Copy out each line that includes the word "this".

#### Dataset excerpts

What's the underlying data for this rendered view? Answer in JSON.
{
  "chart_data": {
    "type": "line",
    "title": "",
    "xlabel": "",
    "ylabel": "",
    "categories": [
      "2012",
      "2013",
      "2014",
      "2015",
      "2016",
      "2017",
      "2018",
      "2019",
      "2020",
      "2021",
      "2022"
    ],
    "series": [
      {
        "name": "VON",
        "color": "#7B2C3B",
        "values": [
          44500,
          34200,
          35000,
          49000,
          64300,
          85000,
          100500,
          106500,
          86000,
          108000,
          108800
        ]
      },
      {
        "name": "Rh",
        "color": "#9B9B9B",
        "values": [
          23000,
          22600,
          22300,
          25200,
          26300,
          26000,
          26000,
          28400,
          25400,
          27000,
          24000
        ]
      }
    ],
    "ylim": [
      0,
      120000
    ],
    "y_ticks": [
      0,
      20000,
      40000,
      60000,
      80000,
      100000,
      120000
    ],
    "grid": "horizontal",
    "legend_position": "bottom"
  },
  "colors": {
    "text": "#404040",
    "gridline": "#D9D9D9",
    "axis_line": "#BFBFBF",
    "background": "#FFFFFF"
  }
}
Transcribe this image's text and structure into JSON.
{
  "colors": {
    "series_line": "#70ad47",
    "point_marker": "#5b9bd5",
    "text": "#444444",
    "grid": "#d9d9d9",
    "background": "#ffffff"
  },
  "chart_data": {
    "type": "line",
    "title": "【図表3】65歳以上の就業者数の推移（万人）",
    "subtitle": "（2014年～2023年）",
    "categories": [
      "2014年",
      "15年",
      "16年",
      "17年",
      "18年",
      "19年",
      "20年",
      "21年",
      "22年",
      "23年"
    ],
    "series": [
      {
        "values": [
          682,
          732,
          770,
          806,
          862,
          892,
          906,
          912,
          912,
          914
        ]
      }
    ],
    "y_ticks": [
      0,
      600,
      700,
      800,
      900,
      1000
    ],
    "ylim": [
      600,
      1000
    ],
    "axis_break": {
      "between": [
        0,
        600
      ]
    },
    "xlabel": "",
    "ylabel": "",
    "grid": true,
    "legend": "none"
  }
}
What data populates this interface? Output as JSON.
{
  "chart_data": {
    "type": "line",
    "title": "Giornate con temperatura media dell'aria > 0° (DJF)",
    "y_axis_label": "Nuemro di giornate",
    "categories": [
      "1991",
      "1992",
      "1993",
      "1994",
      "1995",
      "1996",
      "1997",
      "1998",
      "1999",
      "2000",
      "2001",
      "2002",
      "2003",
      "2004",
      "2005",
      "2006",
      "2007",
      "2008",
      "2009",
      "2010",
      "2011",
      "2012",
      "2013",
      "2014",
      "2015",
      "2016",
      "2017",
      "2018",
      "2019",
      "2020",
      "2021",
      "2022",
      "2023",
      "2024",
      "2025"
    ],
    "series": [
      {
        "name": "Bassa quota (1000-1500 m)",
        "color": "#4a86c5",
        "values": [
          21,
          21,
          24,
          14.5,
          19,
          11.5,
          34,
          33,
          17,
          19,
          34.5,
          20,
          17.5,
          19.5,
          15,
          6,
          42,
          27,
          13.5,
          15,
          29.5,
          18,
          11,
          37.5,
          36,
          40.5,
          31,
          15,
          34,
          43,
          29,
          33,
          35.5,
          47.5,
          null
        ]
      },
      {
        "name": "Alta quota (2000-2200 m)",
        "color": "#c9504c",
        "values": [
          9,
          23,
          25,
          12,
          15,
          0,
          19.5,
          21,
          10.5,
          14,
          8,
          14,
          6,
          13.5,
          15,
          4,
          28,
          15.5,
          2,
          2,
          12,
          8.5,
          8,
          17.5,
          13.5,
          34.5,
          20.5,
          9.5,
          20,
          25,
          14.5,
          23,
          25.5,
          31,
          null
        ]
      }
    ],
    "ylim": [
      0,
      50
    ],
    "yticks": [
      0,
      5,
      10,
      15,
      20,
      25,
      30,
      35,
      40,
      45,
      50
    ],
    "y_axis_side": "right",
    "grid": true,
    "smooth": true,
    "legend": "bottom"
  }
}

########
#### Dataset excerpts

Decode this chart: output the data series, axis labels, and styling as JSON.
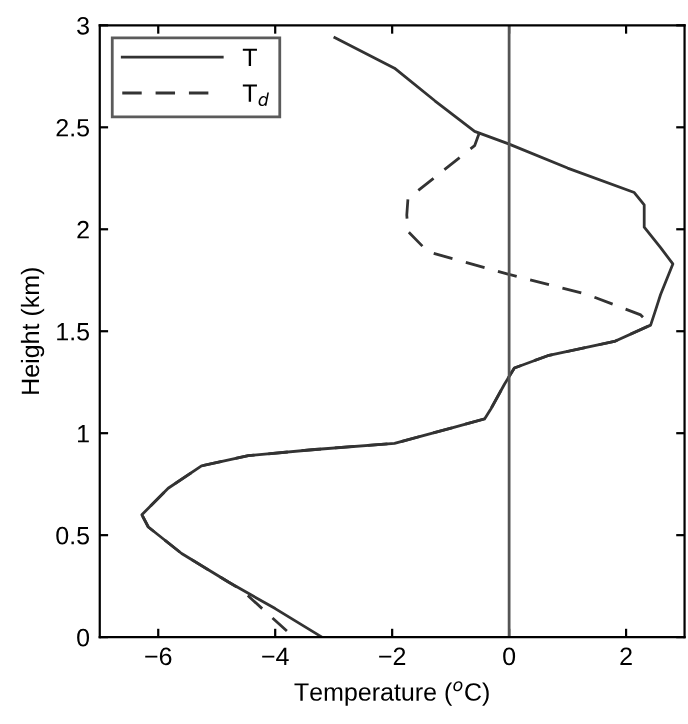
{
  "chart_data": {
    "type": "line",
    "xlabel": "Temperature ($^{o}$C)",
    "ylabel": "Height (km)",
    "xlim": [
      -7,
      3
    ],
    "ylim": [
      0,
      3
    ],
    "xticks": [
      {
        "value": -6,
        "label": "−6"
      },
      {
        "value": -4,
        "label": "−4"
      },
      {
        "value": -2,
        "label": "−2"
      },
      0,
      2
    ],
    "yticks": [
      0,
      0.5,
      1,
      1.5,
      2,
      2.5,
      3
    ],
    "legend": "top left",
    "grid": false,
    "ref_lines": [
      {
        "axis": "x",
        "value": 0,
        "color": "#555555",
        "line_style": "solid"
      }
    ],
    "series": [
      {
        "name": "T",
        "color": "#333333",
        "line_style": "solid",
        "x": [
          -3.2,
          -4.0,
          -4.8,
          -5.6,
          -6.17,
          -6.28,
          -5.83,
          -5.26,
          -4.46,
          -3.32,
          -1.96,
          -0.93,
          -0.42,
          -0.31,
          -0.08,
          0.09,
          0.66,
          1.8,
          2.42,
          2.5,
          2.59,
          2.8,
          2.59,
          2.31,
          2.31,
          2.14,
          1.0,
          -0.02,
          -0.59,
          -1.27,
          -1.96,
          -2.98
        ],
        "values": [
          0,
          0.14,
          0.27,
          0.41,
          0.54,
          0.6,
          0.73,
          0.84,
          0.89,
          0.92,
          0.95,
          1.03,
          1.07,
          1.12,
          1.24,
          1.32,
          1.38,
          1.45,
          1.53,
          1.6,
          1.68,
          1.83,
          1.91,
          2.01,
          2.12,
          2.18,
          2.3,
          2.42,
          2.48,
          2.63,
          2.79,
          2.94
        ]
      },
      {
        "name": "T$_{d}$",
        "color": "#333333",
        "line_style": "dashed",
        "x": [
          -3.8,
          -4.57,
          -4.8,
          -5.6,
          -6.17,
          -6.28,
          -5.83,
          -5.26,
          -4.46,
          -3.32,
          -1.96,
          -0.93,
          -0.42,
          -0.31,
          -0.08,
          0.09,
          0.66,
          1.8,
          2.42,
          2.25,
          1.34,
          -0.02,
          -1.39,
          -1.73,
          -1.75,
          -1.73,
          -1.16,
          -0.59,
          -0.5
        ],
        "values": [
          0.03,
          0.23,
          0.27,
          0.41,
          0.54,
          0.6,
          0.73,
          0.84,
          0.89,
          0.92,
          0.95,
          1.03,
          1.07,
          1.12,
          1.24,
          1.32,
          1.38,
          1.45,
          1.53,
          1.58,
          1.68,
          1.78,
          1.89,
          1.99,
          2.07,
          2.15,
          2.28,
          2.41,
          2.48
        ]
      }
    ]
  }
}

########

**Worked answer**
What's the underlying data for this rendered view? Answer in JSON.
Transcribe this image's text and structure into JSON.
What data populates this interface? Output as JSON.
Decode this chart: output the data series, axis labels, and styling as JSON.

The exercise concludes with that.